[TASK GOAL]
From the data that follows, copy every line holding the string "menggunakan".

[ROWS]
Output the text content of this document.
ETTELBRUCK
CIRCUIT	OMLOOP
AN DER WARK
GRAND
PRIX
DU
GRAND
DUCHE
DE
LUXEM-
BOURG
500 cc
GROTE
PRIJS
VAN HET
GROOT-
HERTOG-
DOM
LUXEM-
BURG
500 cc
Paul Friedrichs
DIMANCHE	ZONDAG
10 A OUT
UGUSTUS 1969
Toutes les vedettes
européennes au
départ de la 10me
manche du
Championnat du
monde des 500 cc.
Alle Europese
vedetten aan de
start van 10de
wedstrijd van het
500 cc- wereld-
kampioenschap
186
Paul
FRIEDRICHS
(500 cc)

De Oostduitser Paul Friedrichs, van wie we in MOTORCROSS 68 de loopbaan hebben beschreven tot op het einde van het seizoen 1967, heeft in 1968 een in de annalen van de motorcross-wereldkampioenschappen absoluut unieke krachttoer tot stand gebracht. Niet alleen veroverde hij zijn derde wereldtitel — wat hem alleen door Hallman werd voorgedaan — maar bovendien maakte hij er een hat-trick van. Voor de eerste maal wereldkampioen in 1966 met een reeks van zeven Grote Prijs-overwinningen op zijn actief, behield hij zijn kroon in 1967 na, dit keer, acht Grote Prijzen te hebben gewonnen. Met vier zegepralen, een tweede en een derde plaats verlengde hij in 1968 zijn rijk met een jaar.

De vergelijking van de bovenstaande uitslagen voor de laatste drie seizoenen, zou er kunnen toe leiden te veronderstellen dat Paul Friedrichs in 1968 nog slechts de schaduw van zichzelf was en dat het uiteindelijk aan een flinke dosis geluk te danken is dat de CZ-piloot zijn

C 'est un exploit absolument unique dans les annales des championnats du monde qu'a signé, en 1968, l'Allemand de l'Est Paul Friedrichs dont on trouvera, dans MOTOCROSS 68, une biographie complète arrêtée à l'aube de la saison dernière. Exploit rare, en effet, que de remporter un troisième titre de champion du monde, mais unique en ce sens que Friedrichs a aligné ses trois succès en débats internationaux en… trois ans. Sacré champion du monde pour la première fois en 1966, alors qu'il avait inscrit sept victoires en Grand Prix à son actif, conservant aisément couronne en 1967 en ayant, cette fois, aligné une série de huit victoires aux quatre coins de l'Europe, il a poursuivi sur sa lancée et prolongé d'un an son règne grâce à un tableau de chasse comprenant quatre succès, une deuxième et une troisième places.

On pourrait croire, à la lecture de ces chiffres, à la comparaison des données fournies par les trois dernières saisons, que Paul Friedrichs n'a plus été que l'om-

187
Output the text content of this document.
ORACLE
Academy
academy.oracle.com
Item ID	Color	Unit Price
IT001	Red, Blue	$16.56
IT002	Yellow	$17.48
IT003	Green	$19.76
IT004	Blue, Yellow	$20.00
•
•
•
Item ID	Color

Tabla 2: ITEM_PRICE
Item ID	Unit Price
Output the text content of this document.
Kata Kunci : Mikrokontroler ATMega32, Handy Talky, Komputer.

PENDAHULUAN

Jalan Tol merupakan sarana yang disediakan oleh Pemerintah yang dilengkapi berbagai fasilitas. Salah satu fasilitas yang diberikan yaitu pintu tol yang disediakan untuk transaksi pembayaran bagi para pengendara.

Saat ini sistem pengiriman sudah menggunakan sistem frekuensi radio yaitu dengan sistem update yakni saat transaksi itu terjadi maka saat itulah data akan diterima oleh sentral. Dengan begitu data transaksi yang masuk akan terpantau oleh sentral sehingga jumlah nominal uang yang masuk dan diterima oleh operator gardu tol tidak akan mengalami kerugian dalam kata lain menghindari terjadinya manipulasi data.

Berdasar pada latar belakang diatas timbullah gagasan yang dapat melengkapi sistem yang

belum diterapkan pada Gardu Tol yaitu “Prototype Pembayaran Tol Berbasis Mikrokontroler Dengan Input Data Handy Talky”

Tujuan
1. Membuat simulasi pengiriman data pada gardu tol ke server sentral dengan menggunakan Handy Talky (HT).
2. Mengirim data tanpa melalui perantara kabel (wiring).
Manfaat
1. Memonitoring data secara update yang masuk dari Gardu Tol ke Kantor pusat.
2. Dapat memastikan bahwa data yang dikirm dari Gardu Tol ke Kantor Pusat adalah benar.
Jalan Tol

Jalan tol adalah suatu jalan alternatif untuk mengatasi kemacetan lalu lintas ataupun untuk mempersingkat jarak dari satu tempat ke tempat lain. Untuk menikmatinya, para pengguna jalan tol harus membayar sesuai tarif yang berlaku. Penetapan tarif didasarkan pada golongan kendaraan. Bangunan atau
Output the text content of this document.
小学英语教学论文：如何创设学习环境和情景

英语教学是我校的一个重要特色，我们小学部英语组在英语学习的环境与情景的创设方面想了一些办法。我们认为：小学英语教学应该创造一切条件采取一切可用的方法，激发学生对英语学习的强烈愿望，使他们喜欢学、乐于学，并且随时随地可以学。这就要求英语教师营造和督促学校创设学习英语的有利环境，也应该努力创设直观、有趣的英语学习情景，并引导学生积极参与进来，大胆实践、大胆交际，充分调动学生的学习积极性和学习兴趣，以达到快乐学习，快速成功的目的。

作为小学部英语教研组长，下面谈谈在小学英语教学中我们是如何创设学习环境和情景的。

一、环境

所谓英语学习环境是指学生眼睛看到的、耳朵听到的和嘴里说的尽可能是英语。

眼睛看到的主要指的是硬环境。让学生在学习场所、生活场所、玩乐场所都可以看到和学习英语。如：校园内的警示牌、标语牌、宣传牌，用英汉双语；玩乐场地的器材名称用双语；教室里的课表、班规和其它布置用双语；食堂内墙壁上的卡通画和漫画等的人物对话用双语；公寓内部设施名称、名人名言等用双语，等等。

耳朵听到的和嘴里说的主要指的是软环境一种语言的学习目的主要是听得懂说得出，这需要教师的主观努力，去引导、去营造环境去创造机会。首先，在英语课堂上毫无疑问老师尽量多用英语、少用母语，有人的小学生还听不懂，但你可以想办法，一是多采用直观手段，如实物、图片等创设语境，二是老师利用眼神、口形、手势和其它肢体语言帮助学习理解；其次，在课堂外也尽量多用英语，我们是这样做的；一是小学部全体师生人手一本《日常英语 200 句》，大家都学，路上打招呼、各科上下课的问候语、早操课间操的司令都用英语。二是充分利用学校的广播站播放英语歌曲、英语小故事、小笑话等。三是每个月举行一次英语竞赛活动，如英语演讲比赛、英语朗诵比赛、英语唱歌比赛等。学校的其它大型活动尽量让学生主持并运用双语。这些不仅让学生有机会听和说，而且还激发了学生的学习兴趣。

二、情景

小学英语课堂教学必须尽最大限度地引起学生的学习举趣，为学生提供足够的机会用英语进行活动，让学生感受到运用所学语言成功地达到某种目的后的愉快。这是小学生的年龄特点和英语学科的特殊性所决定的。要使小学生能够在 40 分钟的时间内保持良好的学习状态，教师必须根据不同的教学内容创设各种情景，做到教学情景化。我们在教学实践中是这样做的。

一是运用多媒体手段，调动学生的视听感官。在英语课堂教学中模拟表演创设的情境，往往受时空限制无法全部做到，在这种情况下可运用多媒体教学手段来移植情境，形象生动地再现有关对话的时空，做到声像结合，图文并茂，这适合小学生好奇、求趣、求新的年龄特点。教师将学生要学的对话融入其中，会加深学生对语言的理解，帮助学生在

[EXPECTED ANSWER]
Saat ini sistem pengiriman sudah menggunakan sistem frekuensi radio yaitu dengan sistem update yakni saat transaksi itu terjadi maka saat itulah data akan diterima oleh sentral. Dengan begitu data transaksi yang masuk akan terpantau oleh sentral sehingga jumlah nominal uang yang masuk dan diterima oleh operator gardu tol tidak akan mengalami kerugian dalam kata lain menghindari terjadinya manipulasi data.
1. Membuat simulasi pengiriman data pada gardu tol ke server sentral dengan menggunakan Handy Talky (HT).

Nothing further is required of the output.